What this task involves
Each record must be retyped in full. No character may differ.

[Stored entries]
════════════════════

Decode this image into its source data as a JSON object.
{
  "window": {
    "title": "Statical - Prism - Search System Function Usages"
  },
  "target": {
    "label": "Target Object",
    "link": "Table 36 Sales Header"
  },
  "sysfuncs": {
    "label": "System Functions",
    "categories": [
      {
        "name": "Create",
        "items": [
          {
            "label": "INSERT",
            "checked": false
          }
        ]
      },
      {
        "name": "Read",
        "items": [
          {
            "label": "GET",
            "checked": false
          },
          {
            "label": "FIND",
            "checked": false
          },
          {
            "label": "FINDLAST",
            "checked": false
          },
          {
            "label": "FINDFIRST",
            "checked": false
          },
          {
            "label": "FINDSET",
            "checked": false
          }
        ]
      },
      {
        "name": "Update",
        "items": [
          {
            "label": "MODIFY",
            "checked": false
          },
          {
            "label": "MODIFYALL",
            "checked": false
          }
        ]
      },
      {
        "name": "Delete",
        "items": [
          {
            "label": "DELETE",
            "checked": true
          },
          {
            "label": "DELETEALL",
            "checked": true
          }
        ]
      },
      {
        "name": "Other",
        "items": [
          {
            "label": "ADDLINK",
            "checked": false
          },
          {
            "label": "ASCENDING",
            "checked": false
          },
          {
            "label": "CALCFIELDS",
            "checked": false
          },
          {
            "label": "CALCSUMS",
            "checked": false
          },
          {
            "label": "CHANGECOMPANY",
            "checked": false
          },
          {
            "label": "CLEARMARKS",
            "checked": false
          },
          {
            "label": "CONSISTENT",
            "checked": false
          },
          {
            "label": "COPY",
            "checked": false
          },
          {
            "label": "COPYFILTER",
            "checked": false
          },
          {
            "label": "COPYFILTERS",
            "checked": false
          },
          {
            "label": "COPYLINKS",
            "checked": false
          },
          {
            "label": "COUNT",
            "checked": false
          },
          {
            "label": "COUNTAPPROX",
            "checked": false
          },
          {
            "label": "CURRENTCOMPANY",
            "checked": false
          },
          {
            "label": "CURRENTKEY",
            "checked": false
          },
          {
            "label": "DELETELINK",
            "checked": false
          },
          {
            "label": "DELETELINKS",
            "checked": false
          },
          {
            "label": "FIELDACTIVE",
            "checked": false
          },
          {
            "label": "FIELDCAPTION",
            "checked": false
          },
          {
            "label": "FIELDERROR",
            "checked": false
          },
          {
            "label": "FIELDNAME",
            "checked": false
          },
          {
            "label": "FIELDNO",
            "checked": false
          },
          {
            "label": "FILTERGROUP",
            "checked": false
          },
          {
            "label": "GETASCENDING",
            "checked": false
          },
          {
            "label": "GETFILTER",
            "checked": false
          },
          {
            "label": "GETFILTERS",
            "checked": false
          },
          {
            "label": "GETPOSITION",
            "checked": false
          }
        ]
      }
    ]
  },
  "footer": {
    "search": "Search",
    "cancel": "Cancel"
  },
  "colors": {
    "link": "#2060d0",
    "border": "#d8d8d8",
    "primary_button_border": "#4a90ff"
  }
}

════════════════════

Correct output
Decode this image into its source data as a JSON object.
{
  "window": {
    "title": "Statical - Prism - Search System Function Usages"
  },
  "target": {
    "label": "Target Object",
    "link": "Table 36 Sales Header"
  },
  "sysfuncs": {
    "label": "System Functions",
    "categories": [
      {
        "name": "Create",
        "items": [
          {
            "label": "INSERT",
            "checked": false
          }
        ]
      },
      {
        "name": "Read",
        "items": [
          {
            "label": "GET",
            "checked": false
          },
          {
            "label": "FIND",
            "checked": false
          },
          {
            "label": "FINDLAST",
            "checked": false
          },
          {
            "label": "FINDFIRST",
            "checked": false
          },
          {
            "label": "FINDSET",
            "checked": false
          }
        ]
      },
      {
        "name": "Update",
        "items": [
          {
            "label": "MODIFY",
            "checked": false
          },
          {
            "label": "MODIFYALL",
            "checked": false
          }
        ]
      },
      {
        "name": "Delete",
        "items": [
          {
            "label": "DELETE",
            "checked": true
          },
          {
            "label": "DELETEALL",
            "checked": true
          }
        ]
      },
      {
        "name": "Other",
        "items": [
          {
            "label": "ADDLINK",
            "checked": false
          },
          {
            "label": "ASCENDING",
            "checked": false
          },
          {
            "label": "CALCFIELDS",
            "checked": false
          },
          {
            "label": "CALCSUMS",
            "checked": false
          },
          {
            "label": "CHANGECOMPANY",
            "checked": false
          },
          {
            "label": "CLEARMARKS",
            "checked": false
          },
          {
            "label": "CONSISTENT",
            "checked": false
          },
          {
            "label": "COPY",
            "checked": false
          },
          {
            "label": "COPYFILTER",
            "checked": false
          },
          {
            "label": "COPYFILTERS",
            "checked": false
          },
          {
            "label": "COPYLINKS",
            "checked": false
          },
          {
            "label": "COUNT",
            "checked": false
          },
          {
            "label": "COUNTAPPROX",
            "checked": false
          },
          {
            "label": "CURRENTCOMPANY",
            "checked": false
          },
          {
            "label": "CURRENTKEY",
            "checked": false
          },
          {
            "label": "DELETELINK",
            "checked": false
          },
          {
            "label": "DELETELINKS",
            "checked": false
          },
          {
            "label": "FIELDACTIVE",
            "checked": false
          },
          {
            "label": "FIELDCAPTION",
            "checked": false
          },
          {
            "label": "FIELDERROR",
            "checked": false
          },
          {
            "label": "FIELDNAME",
            "checked": false
          },
          {
            "label": "FIELDNO",
            "checked": false
          },
          {
            "label": "FILTERGROUP",
            "checked": false
          },
          {
            "label": "GETASCENDING",
            "checked": false
          },
          {
            "label": "GETFILTER",
            "checked": false
          },
          {
            "label": "GETFILTERS",
            "checked": false
          },
          {
            "label": "GETPOSITION",
            "checked": false
          }
        ]
      }
    ]
  },
  "footer": {
    "search": "Search",
    "cancel": "Cancel"
  },
  "colors": {
    "link": "#2060d0",
    "border": "#d8d8d8",
    "primary_button_border": "#4a90ff"
  }
}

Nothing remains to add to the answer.